**Tasks and exercises**
a: Decide whether each statement agrees with the text on uniform resource characteristics, answering yes or no and quoting the words of the text that settle it: (i) the IETF working group on URCs produced a final standard; (ii) RFC 2483 describes a resolution mechanism that uses URC to map from URNs to URLs; (iii) in most discussion, naming was partitioned into location and identification.
b: From the text on uniform resource characteristics, list every example of meta-information named in the RFC 1737 definition of a URC.
c: Transcribe the passage of the text on uniform resource characteristics that opens with the words containing "Uniform resource characteristics (URCs)" and closes with "Resource Description Framework.".

**Document excerpt**
## begin

Uniform resource characteristics

Uniform resource characteristics (URCs) were subject of an IETF working group around 1994/1995. The purpose of UCS was a metadata framework for World Wide Web resources that were identified by a Uniform Resource Identifier (URI). The working group never produced a final standard, but it influenced related technologies, such as Dublin Core and Resource Description Framework.

During the early to mid 1990s, basic Web technologies, such as URL and HTTP were still in their infancy. Naming documents for was “probably the most crucial aspect of design and standardization”[1]. In most discussion naming was partitioned into location (URL) and identification (URN) as independent applications of an URI. URC referred to a third identifier type that could be used to describe document characteristics or to any document with a standardized description of another document (metadata). In RFC 1737 an URC was defined as “a set of meta-level information about a resource. Some examples of such meta-information are: owner, encoding, access restrictions (perhaps for particular instances), cost.” [2]. A resolution mechanism that uses URC to map from URNs to URLs is described in RFC 2483.[3] However, URC was never really adopted in practice and the discussion shifted to related technologies such as Dublin Core and RDF.

## end

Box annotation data
## begin

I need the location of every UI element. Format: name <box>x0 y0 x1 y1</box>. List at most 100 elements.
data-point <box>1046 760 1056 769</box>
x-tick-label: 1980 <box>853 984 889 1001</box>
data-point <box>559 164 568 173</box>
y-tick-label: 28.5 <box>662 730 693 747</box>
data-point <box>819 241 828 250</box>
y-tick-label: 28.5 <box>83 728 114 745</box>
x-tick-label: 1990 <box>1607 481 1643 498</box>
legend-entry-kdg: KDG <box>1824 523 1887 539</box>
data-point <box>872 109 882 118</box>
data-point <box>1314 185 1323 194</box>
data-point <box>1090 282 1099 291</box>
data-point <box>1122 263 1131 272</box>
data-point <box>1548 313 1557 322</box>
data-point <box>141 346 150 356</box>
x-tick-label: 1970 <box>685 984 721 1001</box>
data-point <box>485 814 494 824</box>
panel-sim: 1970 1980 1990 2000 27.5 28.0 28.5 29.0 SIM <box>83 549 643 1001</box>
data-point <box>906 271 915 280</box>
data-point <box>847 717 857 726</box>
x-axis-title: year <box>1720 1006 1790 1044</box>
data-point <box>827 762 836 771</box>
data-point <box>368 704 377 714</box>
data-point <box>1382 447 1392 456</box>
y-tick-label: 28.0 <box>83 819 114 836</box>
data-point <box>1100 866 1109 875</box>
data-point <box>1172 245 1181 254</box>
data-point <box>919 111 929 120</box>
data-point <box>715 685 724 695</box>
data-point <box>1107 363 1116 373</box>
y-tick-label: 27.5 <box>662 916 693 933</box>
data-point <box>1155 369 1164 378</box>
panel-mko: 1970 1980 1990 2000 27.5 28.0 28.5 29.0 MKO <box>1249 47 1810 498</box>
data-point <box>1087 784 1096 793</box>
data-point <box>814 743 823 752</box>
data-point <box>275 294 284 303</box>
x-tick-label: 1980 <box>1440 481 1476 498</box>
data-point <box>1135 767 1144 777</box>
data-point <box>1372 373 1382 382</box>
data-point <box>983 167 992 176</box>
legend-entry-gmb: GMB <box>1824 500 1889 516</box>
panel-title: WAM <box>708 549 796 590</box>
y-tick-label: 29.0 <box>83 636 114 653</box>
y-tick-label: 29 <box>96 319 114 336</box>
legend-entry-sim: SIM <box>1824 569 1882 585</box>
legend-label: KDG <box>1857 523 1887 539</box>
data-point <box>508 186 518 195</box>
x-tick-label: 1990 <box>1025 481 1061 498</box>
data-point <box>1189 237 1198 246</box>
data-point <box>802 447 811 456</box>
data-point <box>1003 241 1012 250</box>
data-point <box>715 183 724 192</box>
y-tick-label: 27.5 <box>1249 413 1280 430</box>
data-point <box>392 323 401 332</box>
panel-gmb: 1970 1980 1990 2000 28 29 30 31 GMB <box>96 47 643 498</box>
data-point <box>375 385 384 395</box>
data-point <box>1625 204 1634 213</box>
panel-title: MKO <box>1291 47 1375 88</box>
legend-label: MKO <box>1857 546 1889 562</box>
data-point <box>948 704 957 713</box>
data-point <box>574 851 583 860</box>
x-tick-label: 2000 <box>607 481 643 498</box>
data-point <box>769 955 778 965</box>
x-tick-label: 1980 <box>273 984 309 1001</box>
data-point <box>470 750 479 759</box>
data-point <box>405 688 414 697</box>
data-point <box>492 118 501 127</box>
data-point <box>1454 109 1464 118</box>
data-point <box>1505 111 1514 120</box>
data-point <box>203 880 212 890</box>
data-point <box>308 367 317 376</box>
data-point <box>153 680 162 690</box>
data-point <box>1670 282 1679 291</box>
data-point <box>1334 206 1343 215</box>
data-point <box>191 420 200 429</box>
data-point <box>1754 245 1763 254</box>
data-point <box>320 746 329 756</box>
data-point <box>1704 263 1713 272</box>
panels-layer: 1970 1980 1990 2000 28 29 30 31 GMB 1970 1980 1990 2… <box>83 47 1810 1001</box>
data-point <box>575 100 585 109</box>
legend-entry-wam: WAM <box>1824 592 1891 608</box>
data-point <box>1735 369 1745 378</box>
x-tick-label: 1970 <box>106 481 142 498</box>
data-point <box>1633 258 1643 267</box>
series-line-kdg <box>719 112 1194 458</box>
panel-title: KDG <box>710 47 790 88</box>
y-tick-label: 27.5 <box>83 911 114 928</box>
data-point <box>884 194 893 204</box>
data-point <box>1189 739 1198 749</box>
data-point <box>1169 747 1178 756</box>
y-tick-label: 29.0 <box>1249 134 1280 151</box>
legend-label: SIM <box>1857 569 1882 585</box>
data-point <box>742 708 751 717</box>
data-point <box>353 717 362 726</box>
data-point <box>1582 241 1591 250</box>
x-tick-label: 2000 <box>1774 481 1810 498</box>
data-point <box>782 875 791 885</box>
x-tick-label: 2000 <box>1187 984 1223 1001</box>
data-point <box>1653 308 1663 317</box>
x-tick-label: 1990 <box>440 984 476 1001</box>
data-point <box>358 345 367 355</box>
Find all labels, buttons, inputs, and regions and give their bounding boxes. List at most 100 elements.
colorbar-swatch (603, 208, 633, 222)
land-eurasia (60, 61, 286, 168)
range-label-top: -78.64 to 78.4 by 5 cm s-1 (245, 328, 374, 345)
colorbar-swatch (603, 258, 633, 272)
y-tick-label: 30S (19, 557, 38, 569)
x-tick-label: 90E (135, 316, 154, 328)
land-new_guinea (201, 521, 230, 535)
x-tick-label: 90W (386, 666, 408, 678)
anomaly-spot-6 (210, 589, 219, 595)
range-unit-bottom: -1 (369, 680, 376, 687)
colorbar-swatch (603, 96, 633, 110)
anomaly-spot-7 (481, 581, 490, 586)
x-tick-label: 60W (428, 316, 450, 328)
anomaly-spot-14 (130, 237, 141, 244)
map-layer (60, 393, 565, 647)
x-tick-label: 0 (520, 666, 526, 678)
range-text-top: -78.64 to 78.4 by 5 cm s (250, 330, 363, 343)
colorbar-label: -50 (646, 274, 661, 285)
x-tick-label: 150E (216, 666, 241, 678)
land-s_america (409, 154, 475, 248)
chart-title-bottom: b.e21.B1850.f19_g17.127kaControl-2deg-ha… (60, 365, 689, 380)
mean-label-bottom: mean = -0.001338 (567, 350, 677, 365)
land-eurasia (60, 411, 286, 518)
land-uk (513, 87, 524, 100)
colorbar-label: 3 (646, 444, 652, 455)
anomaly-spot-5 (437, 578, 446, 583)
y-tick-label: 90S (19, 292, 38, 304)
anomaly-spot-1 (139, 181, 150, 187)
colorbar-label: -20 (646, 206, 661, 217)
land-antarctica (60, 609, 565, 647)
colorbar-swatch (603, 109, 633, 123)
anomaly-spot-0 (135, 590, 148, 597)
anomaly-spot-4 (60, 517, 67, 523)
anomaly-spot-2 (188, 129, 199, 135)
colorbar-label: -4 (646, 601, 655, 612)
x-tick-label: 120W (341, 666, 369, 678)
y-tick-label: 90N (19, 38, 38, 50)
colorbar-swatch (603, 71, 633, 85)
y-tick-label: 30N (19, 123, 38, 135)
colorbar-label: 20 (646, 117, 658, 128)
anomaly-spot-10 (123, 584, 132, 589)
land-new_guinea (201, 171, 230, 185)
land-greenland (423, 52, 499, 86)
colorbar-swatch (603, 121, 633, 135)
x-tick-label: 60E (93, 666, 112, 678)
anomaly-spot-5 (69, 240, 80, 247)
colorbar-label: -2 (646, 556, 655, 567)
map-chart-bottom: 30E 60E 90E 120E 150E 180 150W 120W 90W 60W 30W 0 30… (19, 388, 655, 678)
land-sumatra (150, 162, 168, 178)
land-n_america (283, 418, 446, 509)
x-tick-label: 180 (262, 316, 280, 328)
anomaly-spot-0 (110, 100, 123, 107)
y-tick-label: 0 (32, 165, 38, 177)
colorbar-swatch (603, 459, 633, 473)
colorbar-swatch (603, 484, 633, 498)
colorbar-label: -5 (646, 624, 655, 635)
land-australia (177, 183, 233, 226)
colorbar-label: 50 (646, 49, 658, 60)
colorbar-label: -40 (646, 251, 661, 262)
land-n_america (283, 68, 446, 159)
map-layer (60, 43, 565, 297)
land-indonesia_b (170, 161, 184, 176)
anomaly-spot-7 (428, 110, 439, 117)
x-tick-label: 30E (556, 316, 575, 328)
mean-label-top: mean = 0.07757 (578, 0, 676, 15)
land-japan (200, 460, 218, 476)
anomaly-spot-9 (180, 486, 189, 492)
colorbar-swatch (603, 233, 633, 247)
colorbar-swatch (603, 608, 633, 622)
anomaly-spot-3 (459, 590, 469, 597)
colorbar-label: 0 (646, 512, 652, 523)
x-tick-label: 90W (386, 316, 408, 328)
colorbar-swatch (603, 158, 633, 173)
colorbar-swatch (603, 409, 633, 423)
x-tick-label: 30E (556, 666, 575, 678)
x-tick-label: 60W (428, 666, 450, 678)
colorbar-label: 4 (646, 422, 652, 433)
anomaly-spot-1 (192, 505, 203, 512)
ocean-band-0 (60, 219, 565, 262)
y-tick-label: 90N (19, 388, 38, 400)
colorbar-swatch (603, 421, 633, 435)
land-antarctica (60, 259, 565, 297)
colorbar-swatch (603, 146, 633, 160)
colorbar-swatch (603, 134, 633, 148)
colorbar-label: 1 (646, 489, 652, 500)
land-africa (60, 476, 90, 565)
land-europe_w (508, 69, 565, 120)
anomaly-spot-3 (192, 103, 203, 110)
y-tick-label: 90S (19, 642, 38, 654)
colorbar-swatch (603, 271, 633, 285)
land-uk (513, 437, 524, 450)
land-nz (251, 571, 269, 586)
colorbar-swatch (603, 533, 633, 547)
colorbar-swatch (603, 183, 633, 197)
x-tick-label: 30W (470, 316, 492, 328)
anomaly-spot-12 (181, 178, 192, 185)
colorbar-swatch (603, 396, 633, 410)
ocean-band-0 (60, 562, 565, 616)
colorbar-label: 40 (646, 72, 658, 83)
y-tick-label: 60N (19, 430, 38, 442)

## end

**Answers for this exercise**
a:
(i) No: "The working group never produced a final standard"
(ii) Yes: "A resolution mechanism that uses URC to map from URNs to URLs is described in RFC 2483."
(iii) Yes: "In most discussion naming was partitioned into location (URL) and identification (URN)"

b:
- owner
- encoding
- access restrictions (perhaps for particular instances)
- cost

c:
Uniform resource characteristics (URCs) were subject of an IETF working group around 1994/1995. The purpose of UCS was a metadata framework for World Wide Web resources that were identified by a Uniform Resource Identifier (URI). The working group never produced a final standard, but it influenced related technologies, such as Dublin Core and Resource Description Framework.